Return, word for word, every line that follows.
— START Data supplied —
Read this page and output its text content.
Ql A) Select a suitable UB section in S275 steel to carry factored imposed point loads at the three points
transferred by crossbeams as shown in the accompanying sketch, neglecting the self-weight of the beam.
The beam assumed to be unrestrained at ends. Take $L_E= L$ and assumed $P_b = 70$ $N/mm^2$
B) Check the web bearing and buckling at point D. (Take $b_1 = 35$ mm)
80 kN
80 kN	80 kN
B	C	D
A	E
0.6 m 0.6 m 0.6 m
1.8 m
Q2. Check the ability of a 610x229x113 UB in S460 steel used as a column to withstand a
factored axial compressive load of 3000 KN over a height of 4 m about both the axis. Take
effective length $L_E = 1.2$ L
— END Data supplied —
## [Response to this task]
Read this page and output its text content.
Ql A) Select a suitable UB section in S275 steel to carry factored imposed point loads at the three points
transferred by crossbeams as shown in the accompanying sketch, neglecting the self-weight of the beam.
The beam assumed to be unrestrained at ends. Take $L_E= L$ and assumed $P_b = 70$ $N/mm^2$
B) Check the web bearing and buckling at point D. (Take $b_1 = 35$ mm)
80 kN
80 kN	80 kN
B	C	D
A	E
0.6 m 0.6 m 0.6 m
1.8 m
Q2. Check the ability of a 610x229x113 UB in S460 steel used as a column to withstand a
factored axial compressive load of 3000 KN over a height of 4 m about both the axis. Take
effective length $L_E = 1.2$ L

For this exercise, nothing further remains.